DOCUMENT SECTION

Wow, that article sure glazed over the issue. The proposed rules or what I call the *"temporary/ permanent"* rules,' lol, have been coming in by the hundreds of pages. The Oregon Liquor Control Commission ( who is issuing the rules) has a very complete and easy to download document section. However, those rules are getting more complicated by the minute. In business it's called_* barriers to entry.*_ I'm crying foul! There has already been all sorts of skulduggery at the _*OLCC. *_The *Oregonion*_* newspaper *_has all of that well documented.


----------



## hotrodharley (Dec 1, 2015)

Oregon Gardener said:


> I'm curious, do you know the Name of the organization that got the law passed in your state? Here in Oregon national groups like *The Marijuana Policy Project, *who were actually funded by a huge insurance company funded the legalization movement here. The reason I ask, is I saw a conspiratorial post about the_* MPP*_ that normally I would have dismissed. However, after seeing the wacky things that have happened here in Oregon, and the issues that you are discussing; I don't know.

PROMPT
Copy out the forum thread above word for word, everything from "## hotrodharley (Dec" down to "I don't know.".

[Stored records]
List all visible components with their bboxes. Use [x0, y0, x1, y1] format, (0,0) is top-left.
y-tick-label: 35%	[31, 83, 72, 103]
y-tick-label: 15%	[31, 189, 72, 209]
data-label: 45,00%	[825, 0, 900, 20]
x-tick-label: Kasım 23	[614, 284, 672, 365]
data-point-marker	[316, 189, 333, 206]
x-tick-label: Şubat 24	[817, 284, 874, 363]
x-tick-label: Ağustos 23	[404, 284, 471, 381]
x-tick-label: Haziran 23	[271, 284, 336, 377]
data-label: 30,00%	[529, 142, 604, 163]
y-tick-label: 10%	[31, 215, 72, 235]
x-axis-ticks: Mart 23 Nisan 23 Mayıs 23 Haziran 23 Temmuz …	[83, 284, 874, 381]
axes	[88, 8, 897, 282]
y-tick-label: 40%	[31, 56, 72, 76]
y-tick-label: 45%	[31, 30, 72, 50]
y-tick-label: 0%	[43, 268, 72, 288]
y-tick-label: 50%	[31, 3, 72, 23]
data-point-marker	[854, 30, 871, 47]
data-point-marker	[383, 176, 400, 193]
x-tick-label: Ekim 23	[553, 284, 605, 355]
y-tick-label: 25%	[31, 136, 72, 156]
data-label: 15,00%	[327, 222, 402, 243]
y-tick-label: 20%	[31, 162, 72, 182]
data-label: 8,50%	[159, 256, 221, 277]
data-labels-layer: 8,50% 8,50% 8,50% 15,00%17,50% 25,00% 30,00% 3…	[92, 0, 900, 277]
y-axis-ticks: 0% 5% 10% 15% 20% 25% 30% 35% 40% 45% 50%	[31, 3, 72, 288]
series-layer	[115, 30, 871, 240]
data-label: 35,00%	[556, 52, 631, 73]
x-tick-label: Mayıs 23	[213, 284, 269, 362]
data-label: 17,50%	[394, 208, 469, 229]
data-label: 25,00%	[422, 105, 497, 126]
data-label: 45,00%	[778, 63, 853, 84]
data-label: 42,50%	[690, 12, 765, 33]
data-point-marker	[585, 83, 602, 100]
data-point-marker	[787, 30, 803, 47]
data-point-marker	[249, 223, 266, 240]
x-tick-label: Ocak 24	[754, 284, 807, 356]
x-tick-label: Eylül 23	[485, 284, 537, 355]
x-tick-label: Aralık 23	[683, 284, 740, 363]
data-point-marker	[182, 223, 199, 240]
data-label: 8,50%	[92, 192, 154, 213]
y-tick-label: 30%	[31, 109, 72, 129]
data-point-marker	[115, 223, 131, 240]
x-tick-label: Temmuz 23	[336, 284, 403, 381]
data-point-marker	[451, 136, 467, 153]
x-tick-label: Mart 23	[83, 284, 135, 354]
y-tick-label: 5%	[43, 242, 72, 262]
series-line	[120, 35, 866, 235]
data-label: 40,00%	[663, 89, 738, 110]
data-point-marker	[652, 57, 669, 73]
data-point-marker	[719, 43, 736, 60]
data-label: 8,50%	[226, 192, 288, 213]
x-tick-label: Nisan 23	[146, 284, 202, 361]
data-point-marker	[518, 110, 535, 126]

YOUR RESPONSE
## hotrodharley (Dec 1, 2015)

Oregon Gardener said:


> I'm curious, do you know the Name of the organization that got the law passed in your state? Here in Oregon national groups like *The Marijuana Policy Project, *who were actually funded by a huge insurance company funded the legalization movement here. The reason I ask, is I saw a conspiratorial post about the_* MPP*_ that normally I would have dismissed. However, after seeing the wacky things that have happened here in Oregon, and the issues that you are discussing; I don't know.